WRITTEN PROBLEM:
Print every record below exactly as written.

Figure content listings
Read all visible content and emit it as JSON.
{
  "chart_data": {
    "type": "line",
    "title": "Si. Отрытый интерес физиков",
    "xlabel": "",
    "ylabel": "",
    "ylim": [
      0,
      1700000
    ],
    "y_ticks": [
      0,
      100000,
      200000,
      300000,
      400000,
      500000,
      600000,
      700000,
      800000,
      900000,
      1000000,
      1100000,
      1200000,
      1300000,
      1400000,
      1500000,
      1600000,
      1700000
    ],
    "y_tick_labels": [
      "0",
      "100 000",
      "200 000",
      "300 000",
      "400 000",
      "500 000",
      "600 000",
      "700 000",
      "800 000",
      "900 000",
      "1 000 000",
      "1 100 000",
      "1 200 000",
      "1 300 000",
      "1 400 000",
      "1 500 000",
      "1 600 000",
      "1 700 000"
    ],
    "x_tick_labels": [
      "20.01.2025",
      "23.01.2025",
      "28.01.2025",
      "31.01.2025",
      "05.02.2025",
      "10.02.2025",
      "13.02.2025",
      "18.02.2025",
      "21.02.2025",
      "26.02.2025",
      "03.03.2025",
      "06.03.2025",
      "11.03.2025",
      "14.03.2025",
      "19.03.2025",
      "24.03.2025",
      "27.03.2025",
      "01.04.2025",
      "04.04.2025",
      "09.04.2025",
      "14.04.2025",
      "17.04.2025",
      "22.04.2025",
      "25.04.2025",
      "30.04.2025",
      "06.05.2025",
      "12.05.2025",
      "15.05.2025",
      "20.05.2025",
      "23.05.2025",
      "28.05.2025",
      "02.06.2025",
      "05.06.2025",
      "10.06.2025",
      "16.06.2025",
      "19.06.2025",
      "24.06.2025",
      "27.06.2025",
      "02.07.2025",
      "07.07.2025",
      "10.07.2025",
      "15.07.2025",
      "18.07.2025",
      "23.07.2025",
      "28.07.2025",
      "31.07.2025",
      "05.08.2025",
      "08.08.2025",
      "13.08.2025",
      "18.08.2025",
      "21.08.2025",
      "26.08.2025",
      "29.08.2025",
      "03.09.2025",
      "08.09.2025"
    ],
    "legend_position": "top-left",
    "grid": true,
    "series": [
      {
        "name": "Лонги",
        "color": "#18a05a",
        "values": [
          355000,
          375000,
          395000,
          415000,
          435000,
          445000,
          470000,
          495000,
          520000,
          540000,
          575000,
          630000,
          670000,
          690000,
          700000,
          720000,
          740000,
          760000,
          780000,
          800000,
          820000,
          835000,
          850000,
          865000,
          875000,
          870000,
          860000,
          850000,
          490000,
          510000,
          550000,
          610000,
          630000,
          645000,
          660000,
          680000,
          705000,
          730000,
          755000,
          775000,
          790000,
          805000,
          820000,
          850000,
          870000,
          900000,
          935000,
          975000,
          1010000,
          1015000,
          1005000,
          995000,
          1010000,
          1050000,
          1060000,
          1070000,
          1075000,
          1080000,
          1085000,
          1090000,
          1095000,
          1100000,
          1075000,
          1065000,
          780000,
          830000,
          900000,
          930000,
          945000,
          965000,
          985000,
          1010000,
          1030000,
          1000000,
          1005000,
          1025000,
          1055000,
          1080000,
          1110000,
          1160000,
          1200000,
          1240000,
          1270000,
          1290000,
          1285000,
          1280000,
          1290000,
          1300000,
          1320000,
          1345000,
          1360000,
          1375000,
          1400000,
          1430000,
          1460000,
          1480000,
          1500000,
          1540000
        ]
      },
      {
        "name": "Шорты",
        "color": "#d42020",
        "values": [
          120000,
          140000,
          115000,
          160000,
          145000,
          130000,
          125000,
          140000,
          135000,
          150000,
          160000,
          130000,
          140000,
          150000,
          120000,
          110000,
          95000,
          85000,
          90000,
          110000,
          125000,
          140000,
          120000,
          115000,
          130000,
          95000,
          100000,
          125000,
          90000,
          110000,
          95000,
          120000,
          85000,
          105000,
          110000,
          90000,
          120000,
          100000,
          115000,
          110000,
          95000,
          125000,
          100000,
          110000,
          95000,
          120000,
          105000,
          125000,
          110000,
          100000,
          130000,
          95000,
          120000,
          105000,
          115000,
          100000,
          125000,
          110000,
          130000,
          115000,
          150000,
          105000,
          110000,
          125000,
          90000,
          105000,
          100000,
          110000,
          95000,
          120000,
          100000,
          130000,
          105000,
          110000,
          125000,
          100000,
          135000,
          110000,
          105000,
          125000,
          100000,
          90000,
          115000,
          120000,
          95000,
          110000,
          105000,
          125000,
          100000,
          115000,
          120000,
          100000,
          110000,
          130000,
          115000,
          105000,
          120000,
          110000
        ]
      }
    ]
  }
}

ANSWER IN FULL:
Read all visible content and emit it as JSON.
{
  "chart_data": {
    "type": "line",
    "title": "Si. Отрытый интерес физиков",
    "xlabel": "",
    "ylabel": "",
    "ylim": [
      0,
      1700000
    ],
    "y_ticks": [
      0,
      100000,
      200000,
      300000,
      400000,
      500000,
      600000,
      700000,
      800000,
      900000,
      1000000,
      1100000,
      1200000,
      1300000,
      1400000,
      1500000,
      1600000,
      1700000
    ],
    "y_tick_labels": [
      "0",
      "100 000",
      "200 000",
      "300 000",
      "400 000",
      "500 000",
      "600 000",
      "700 000",
      "800 000",
      "900 000",
      "1 000 000",
      "1 100 000",
      "1 200 000",
      "1 300 000",
      "1 400 000",
      "1 500 000",
      "1 600 000",
      "1 700 000"
    ],
    "x_tick_labels": [
      "20.01.2025",
      "23.01.2025",
      "28.01.2025",
      "31.01.2025",
      "05.02.2025",
      "10.02.2025",
      "13.02.2025",
      "18.02.2025",
      "21.02.2025",
      "26.02.2025",
      "03.03.2025",
      "06.03.2025",
      "11.03.2025",
      "14.03.2025",
      "19.03.2025",
      "24.03.2025",
      "27.03.2025",
      "01.04.2025",
      "04.04.2025",
      "09.04.2025",
      "14.04.2025",
      "17.04.2025",
      "22.04.2025",
      "25.04.2025",
      "30.04.2025",
      "06.05.2025",
      "12.05.2025",
      "15.05.2025",
      "20.05.2025",
      "23.05.2025",
      "28.05.2025",
      "02.06.2025",
      "05.06.2025",
      "10.06.2025",
      "16.06.2025",
      "19.06.2025",
      "24.06.2025",
      "27.06.2025",
      "02.07.2025",
      "07.07.2025",
      "10.07.2025",
      "15.07.2025",
      "18.07.2025",
      "23.07.2025",
      "28.07.2025",
      "31.07.2025",
      "05.08.2025",
      "08.08.2025",
      "13.08.2025",
      "18.08.2025",
      "21.08.2025",
      "26.08.2025",
      "29.08.2025",
      "03.09.2025",
      "08.09.2025"
    ],
    "legend_position": "top-left",
    "grid": true,
    "series": [
      {
        "name": "Лонги",
        "color": "#18a05a",
        "values": [
          355000,
          375000,
          395000,
          415000,
          435000,
          445000,
          470000,
          495000,
          520000,
          540000,
          575000,
          630000,
          670000,
          690000,
          700000,
          720000,
          740000,
          760000,
          780000,
          800000,
          820000,
          835000,
          850000,
          865000,
          875000,
          870000,
          860000,
          850000,
          490000,
          510000,
          550000,
          610000,
          630000,
          645000,
          660000,
          680000,
          705000,
          730000,
          755000,
          775000,
          790000,
          805000,
          820000,
          850000,
          870000,
          900000,
          935000,
          975000,
          1010000,
          1015000,
          1005000,
          995000,
          1010000,
          1050000,
          1060000,
          1070000,
          1075000,
          1080000,
          1085000,
          1090000,
          1095000,
          1100000,
          1075000,
          1065000,
          780000,
          830000,
          900000,
          930000,
          945000,
          965000,
          985000,
          1010000,
          1030000,
          1000000,
          1005000,
          1025000,
          1055000,
          1080000,
          1110000,
          1160000,
          1200000,
          1240000,
          1270000,
          1290000,
          1285000,
          1280000,
          1290000,
          1300000,
          1320000,
          1345000,
          1360000,
          1375000,
          1400000,
          1430000,
          1460000,
          1480000,
          1500000,
          1540000
        ]
      },
      {
        "name": "Шорты",
        "color": "#d42020",
        "values": [
          120000,
          140000,
          115000,
          160000,
          145000,
          130000,
          125000,
          140000,
          135000,
          150000,
          160000,
          130000,
          140000,
          150000,
          120000,
          110000,
          95000,
          85000,
          90000,
          110000,
          125000,
          140000,
          120000,
          115000,
          130000,
          95000,
          100000,
          125000,
          90000,
          110000,
          95000,
          120000,
          85000,
          105000,
          110000,
          90000,
          120000,
          100000,
          115000,
          110000,
          95000,
          125000,
          100000,
          110000,
          95000,
          120000,
          105000,
          125000,
          110000,
          100000,
          130000,
          95000,
          120000,
          105000,
          115000,
          100000,
          125000,
          110000,
          130000,
          115000,
          150000,
          105000,
          110000,
          125000,
          90000,
          105000,
          100000,
          110000,
          95000,
          120000,
          100000,
          130000,
          105000,
          110000,
          125000,
          100000,
          135000,
          110000,
          105000,
          125000,
          100000,
          90000,
          115000,
          120000,
          95000,
          110000,
          105000,
          125000,
          100000,
          115000,
          120000,
          100000,
          110000,
          130000,
          115000,
          105000,
          120000,
          110000
        ]
      }
    ]
  }
}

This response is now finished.